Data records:
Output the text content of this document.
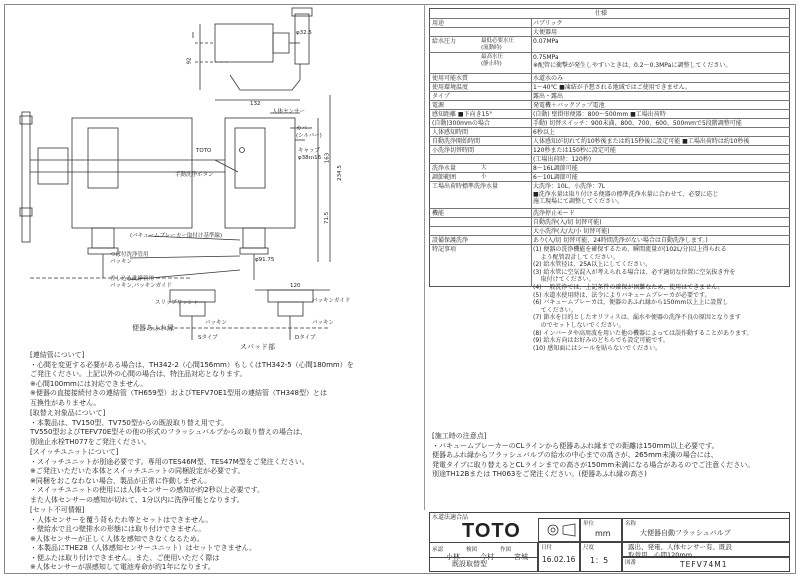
φ32.5
92
132
163
234.5
71.5
120
φ91.75
φ38ｍ16
人体センサー
カバー
(シルバー)
TOTO	キャップ
手動洗浄ボタン
(バキュームブレーカー取付け基準線)
つば付洗浄管用
パッキン
差し込み洗浄管用
パッキン,パッキンガイド
スリップワッシャー	パッキンガイド
パッキン	パッキン
Sタイプ	Dタイプ
便器あふれ縁
スパッド部
仕様
用途	パブリック
大便器用
給水圧力	最低必要水圧
(流動時)
0.07MPa
最高水圧
(静止時)
0.75MPa
※配管に衝撃が発生しやすいときは、0.2～0.3MPaに調整してください。
使用可能水質	水道水のみ
使用環境温度	1～40℃ ■凍結が予想される地域ではご使用できません。
タイプ	露出・露出
電源	発電機＋バックアップ電池
感知距離 ■下向き15°	(自動) 壁掛形便器：800～500mm ■工場出荷時
(自動)300mmの場合	手動) 切替スイッチ：900未満、800、700、600、500mmで5段階調整可能
人体感知時間	6秒以上
自動洗浄開始時間	人体感知が切れて約10秒後または約15秒後に設定可能 ■工場出荷時は約10秒後
小洗浄切替時間	120秒または150秒に設定可能
(工場出荷時：120秒)
洗浄水量	大	8～16L調節可能
調節範囲	小	6～10L調節可能
工場出荷時標準洗浄水量	大洗浄：10L、小洗浄：7L
■洗浄水量は取り付ける便器の標準洗浄水量に合わせて、必要に応じ
施工現場にて調整してください。
機能	洗浄停止モード
自動洗浄(入/切 切替可能)
大小洗浄(大/大/小 切替可能)
設備保護洗浄	あり(入/切 切替可能、24時間洗浄がない場合は自動洗浄します。)
特記事項	(1) 便器の洗浄機能を確保するため、瞬間流量が(102L/分)以上得られる
よう配管設計してください。
(2) 給水管径は、25A以上にしてください。
(3) 給水管に空気混入が考えられる場合は、必ず適切な位置に空気抜き弁を
取付けてください。
(4) 一般洗浄では、上記条件の確保が困難なため、使用はできません。
(5) 水道水使用時は、法令によりバキュームブレーカが必要です。
(6) バキュームブレーカは、便器のあふれ縁から150mm以上上に設置し
てください。
(7) 節水を目的としたオリフィスは、漏水や便器の洗浄不良の原因となります
のでセットしないでください。
(8) インバータや高周波を用いた他の機器によっては誤作動することがあります。
(9) 給水方向はお好みのどちらでも設定可能です。
(10) 感知面にはシールを貼らないでください。
[連結管について]
・心間を変更する必要がある場合は、TH342-2（心間156mm）もしくはTH342-5（心間180mm）を
ご発注ください。上記以外の心間の場合は、特注品対応となります。
※心間100mmには対応できません。
※便器の直接接続付きの連結管（TH659型）およびTEFV70E1型用の連結管（TH348型）とは
互換性がありません。
[取替え対象品について]
・本製品は、TV150型、TV750型からの既設取り替え用です。
TV550型およびTEFV70E型その他の形式のフラッシュバルブからの取り替えの場合は、
別途止水栓TH077をご発注ください。
[スイッチユニットについて]
・スイッチユニットが別途必要です。専用のTES46M型、TES47M型をご発注ください。
※ご発注いただいた本体とスイッチユニットの同梱設定が必要です。
※同梱をおこなわない場合、製品が正常に作動しません。
・スイッチユニットの使用には人体センサーの感知が約2秒以上必要です。
また人体センサーの感知が切れて、1分以内に洗浄可能となります。
[セット不可情報]
・人体センサーを覆う背もたれ等とセットはできません。
・壁給水で且つ壁排水の形態には取り付けできません。
※人体センサーが正しく人体を感知できなくなるため。
・本製品にTHE28（人体感知センサーユニット）はセットできません。
・便ふたは取り付けできません。また、ご使用いただく際は
※人体センサーが誤感知して電池寿命が約1年になります。
[施工時の注意点]
・バキュームブレーカーのCLラインから便器あふれ縁までの距離は150mm以上必要です。
便器あふれ縁からフラッシュバルブの給水の中心までの高さが、265mm未満の場合には、
発電タイプに取り替えるとCLラインまでの高さが150mm未満になる場合があるのでご注意ください。
別途TH12Bまたは TH063をご発注ください。(便器あふれ縁の高さ)
水道法適合品
TOTO	単位
mm
名称
大便器自動フラッシュバルブ
承認	検図	作図
小林	今村	宮城
日付
16.02.16
尺度
1：5
露出、発電、人体センサー有、既設
取替用、心間120mm
既設取替型	図番	TEFV74M1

= What the exercise asks =
Can you repeat every record above exactly, apart from the pictures?

= Solved exercise =
Output the text content of this document.
φ32.5
92
132
163
234.5
71.5
120
φ91.75
φ38ｍ16
人体センサー
カバー
(シルバー)
TOTO	キャップ
手動洗浄ボタン
(バキュームブレーカー取付け基準線)
つば付洗浄管用
パッキン
差し込み洗浄管用
パッキン,パッキンガイド
スリップワッシャー	パッキンガイド
パッキン	パッキン
Sタイプ	Dタイプ
便器あふれ縁
スパッド部
仕様
用途	パブリック
大便器用
給水圧力	最低必要水圧
(流動時)
0.07MPa
最高水圧
(静止時)
0.75MPa
※配管に衝撃が発生しやすいときは、0.2～0.3MPaに調整してください。
使用可能水質	水道水のみ
使用環境温度	1～40℃ ■凍結が予想される地域ではご使用できません。
タイプ	露出・露出
電源	発電機＋バックアップ電池
感知距離 ■下向き15°	(自動) 壁掛形便器：800～500mm ■工場出荷時
(自動)300mmの場合	手動) 切替スイッチ：900未満、800、700、600、500mmで5段階調整可能
人体感知時間	6秒以上
自動洗浄開始時間	人体感知が切れて約10秒後または約15秒後に設定可能 ■工場出荷時は約10秒後
小洗浄切替時間	120秒または150秒に設定可能
(工場出荷時：120秒)
洗浄水量	大	8～16L調節可能
調節範囲	小	6～10L調節可能
工場出荷時標準洗浄水量	大洗浄：10L、小洗浄：7L
■洗浄水量は取り付ける便器の標準洗浄水量に合わせて、必要に応じ
施工現場にて調整してください。
機能	洗浄停止モード
自動洗浄(入/切 切替可能)
大小洗浄(大/大/小 切替可能)
設備保護洗浄	あり(入/切 切替可能、24時間洗浄がない場合は自動洗浄します。)
特記事項	(1) 便器の洗浄機能を確保するため、瞬間流量が(102L/分)以上得られる
よう配管設計してください。
(2) 給水管径は、25A以上にしてください。
(3) 給水管に空気混入が考えられる場合は、必ず適切な位置に空気抜き弁を
取付けてください。
(4) 一般洗浄では、上記条件の確保が困難なため、使用はできません。
(5) 水道水使用時は、法令によりバキュームブレーカが必要です。
(6) バキュームブレーカは、便器のあふれ縁から150mm以上上に設置し
てください。
(7) 節水を目的としたオリフィスは、漏水や便器の洗浄不良の原因となります
のでセットしないでください。
(8) インバータや高周波を用いた他の機器によっては誤作動することがあります。
(9) 給水方向はお好みのどちらでも設定可能です。
(10) 感知面にはシールを貼らないでください。
[連結管について]
・心間を変更する必要がある場合は、TH342-2（心間156mm）もしくはTH342-5（心間180mm）を
ご発注ください。上記以外の心間の場合は、特注品対応となります。
※心間100mmには対応できません。
※便器の直接接続付きの連結管（TH659型）およびTEFV70E1型用の連結管（TH348型）とは
互換性がありません。
[取替え対象品について]
・本製品は、TV150型、TV750型からの既設取り替え用です。
TV550型およびTEFV70E型その他の形式のフラッシュバルブからの取り替えの場合は、
別途止水栓TH077をご発注ください。
[スイッチユニットについて]
・スイッチユニットが別途必要です。専用のTES46M型、TES47M型をご発注ください。
※ご発注いただいた本体とスイッチユニットの同梱設定が必要です。
※同梱をおこなわない場合、製品が正常に作動しません。
・スイッチユニットの使用には人体センサーの感知が約2秒以上必要です。
また人体センサーの感知が切れて、1分以内に洗浄可能となります。
[セット不可情報]
・人体センサーを覆う背もたれ等とセットはできません。
・壁給水で且つ壁排水の形態には取り付けできません。
※人体センサーが正しく人体を感知できなくなるため。
・本製品にTHE28（人体感知センサーユニット）はセットできません。
・便ふたは取り付けできません。また、ご使用いただく際は
※人体センサーが誤感知して電池寿命が約1年になります。
[施工時の注意点]
・バキュームブレーカーのCLラインから便器あふれ縁までの距離は150mm以上必要です。
便器あふれ縁からフラッシュバルブの給水の中心までの高さが、265mm未満の場合には、
発電タイプに取り替えるとCLラインまでの高さが150mm未満になる場合があるのでご注意ください。
別途TH12Bまたは TH063をご発注ください。(便器あふれ縁の高さ)
水道法適合品
TOTO	単位
mm
名称
大便器自動フラッシュバルブ
承認	検図	作図
小林	今村	宮城
日付
16.02.16
尺度
1：5
露出、発電、人体センサー有、既設
取替用、心間120mm
既設取替型	図番	TEFV74M1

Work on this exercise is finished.